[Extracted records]
────────────────────

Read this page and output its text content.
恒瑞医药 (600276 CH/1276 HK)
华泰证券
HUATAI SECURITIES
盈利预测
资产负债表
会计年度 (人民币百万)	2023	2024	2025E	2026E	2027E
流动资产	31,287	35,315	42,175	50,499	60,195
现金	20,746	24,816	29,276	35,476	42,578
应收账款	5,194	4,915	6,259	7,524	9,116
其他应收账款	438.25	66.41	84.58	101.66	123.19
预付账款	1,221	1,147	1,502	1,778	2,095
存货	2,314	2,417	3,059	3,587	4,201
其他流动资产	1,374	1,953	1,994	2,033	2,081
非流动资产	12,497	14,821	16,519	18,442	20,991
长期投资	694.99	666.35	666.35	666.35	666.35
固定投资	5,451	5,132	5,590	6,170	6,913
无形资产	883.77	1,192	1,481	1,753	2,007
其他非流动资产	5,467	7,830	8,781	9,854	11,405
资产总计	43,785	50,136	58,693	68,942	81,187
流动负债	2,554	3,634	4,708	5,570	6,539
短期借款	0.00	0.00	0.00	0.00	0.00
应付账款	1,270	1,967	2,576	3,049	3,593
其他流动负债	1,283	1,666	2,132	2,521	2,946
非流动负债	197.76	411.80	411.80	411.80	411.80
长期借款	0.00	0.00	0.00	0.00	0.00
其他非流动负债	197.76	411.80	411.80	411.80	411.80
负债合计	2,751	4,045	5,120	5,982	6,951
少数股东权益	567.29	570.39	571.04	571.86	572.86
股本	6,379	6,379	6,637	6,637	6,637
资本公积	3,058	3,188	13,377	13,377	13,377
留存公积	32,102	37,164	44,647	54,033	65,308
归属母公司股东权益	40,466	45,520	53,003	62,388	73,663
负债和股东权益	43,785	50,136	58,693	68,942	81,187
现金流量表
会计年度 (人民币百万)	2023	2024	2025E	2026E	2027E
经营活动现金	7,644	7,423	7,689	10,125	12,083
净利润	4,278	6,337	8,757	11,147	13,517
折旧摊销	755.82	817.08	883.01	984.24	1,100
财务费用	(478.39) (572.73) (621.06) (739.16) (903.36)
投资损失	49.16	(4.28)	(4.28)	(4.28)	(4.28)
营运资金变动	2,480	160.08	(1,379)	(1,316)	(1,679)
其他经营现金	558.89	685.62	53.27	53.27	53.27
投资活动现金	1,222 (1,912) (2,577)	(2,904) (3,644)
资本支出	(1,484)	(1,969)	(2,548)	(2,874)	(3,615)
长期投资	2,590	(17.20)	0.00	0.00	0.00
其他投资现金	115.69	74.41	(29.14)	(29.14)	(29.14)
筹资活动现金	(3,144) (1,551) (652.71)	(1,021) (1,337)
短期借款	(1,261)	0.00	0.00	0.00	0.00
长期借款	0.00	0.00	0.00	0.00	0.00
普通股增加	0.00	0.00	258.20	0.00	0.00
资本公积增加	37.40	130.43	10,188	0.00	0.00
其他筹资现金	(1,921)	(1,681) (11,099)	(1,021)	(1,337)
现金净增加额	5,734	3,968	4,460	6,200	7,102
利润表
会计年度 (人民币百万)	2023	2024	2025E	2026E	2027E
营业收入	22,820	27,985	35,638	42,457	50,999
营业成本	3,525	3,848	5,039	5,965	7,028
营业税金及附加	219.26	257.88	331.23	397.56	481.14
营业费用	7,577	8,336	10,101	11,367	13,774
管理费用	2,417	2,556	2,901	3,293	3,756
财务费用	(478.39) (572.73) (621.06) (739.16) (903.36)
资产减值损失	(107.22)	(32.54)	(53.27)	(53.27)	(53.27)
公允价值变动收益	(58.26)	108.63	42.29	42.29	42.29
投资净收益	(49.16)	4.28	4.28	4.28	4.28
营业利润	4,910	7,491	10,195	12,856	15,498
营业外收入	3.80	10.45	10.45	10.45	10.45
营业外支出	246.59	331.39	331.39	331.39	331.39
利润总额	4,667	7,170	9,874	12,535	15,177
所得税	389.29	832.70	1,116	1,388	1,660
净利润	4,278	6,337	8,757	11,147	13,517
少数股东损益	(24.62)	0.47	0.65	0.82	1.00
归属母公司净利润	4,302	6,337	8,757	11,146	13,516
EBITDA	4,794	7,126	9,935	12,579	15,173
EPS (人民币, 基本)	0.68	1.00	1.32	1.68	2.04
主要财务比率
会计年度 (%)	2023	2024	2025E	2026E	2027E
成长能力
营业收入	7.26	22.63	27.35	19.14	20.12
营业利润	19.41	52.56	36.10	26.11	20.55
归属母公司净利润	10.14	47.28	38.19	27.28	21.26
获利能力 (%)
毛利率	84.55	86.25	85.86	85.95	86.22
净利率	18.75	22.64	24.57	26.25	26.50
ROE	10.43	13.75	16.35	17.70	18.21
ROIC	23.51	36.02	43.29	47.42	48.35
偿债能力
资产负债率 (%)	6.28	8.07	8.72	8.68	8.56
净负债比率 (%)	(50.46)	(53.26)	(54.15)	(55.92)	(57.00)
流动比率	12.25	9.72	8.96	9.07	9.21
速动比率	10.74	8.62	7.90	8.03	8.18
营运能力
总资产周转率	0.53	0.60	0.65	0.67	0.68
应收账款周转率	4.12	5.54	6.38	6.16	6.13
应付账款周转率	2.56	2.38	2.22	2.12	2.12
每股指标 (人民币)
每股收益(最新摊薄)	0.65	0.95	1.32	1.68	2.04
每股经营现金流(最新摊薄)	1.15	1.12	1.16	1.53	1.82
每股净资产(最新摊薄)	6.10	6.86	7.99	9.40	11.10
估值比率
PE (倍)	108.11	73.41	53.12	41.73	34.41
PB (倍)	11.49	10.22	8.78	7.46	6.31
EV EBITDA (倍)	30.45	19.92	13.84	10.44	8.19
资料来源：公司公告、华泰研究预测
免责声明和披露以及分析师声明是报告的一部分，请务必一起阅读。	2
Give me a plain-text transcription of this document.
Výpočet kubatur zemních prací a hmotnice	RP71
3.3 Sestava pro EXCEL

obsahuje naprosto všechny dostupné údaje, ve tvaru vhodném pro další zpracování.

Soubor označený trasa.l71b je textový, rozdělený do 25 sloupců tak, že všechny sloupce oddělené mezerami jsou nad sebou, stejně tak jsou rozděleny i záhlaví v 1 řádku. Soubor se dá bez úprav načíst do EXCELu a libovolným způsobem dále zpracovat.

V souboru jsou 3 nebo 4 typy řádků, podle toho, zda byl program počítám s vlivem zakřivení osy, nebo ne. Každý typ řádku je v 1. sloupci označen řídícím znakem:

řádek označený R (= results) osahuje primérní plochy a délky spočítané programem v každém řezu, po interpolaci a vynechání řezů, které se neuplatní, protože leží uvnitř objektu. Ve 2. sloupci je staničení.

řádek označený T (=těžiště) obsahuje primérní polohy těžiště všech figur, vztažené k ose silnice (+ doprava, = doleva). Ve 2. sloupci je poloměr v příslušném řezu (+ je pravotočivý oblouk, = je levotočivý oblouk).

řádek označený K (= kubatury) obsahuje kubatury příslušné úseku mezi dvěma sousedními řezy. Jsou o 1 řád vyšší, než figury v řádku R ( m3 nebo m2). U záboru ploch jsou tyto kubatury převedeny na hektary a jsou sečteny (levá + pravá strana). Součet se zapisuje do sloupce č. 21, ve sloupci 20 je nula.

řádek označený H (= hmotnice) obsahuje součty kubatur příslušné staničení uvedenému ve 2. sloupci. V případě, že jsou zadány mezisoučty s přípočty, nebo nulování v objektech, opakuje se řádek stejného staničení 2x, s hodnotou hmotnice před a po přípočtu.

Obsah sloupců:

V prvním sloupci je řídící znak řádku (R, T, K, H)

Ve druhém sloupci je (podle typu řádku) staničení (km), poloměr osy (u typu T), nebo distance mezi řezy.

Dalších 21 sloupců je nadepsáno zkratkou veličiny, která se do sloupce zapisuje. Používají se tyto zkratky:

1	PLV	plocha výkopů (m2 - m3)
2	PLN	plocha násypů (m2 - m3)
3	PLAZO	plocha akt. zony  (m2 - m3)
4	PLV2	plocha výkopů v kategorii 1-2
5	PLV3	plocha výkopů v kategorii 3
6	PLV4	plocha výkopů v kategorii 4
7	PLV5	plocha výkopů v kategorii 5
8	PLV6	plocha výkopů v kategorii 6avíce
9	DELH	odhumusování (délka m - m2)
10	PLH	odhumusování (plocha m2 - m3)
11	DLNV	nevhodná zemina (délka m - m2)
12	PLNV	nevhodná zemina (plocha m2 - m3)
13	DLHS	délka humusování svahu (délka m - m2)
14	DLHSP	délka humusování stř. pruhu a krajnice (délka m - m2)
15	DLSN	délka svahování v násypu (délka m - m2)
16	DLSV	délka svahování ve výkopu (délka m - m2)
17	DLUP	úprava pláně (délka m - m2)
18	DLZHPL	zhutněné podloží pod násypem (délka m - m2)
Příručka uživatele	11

────────────────────

> [TASK GOAL]: Which lines contain "归属母公司净利润"? Copy each of them.

> [OUTPUT OF THE EXERCISE]:
归属母公司净利润	4,302	6,337	8,757	11,146	13,516
归属母公司净利润	10.14	47.28	38.19	27.28	21.26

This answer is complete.